◆ **Required task**:
Filter the records below and copy every line containing the word "this".

◆ **Data shown**:
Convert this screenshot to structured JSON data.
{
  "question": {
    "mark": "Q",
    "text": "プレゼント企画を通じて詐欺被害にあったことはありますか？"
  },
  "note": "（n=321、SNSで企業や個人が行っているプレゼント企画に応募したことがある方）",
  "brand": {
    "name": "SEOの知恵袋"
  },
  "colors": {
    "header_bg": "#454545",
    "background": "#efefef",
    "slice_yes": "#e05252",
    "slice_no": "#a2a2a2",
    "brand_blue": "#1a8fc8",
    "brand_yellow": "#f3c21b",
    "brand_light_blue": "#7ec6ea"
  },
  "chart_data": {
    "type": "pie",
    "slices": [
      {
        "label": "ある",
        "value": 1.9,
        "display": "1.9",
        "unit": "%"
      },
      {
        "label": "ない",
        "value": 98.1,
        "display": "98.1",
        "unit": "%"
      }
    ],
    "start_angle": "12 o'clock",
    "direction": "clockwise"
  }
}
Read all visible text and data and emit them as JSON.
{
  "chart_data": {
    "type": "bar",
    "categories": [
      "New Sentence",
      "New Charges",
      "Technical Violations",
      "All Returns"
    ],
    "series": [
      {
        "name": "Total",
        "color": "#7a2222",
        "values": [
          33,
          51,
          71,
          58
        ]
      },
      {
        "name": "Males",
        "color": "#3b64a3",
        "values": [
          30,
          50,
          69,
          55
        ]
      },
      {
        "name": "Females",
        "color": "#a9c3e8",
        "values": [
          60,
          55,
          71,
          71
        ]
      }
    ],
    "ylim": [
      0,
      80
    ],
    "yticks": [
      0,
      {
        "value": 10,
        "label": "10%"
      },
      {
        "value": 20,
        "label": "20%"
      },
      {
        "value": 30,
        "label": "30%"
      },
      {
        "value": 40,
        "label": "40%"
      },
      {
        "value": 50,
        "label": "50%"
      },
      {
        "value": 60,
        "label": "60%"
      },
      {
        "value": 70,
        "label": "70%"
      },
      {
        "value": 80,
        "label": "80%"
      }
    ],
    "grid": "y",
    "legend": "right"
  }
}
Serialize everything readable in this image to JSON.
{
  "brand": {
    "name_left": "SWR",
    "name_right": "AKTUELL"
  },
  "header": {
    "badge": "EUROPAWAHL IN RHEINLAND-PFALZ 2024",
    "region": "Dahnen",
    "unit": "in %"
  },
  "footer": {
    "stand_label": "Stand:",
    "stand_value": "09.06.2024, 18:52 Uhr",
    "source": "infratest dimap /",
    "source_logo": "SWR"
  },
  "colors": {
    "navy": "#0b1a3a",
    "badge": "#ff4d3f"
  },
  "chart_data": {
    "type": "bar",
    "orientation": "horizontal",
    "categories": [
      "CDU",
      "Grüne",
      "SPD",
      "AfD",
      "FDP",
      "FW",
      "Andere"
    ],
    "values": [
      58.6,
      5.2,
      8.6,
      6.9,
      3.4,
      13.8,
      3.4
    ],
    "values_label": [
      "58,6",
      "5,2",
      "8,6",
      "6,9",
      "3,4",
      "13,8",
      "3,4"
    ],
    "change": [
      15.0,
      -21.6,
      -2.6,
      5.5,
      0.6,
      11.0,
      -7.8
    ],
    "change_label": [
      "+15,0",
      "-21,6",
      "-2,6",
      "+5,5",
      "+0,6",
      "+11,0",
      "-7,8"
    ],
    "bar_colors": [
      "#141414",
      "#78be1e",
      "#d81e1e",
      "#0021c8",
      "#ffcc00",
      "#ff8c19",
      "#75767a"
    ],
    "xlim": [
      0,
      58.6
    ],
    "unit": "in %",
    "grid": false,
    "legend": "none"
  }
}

◆ **Exercise response**:
Convert this screenshot to structured JSON data.
Serialize everything readable in this image to JSON.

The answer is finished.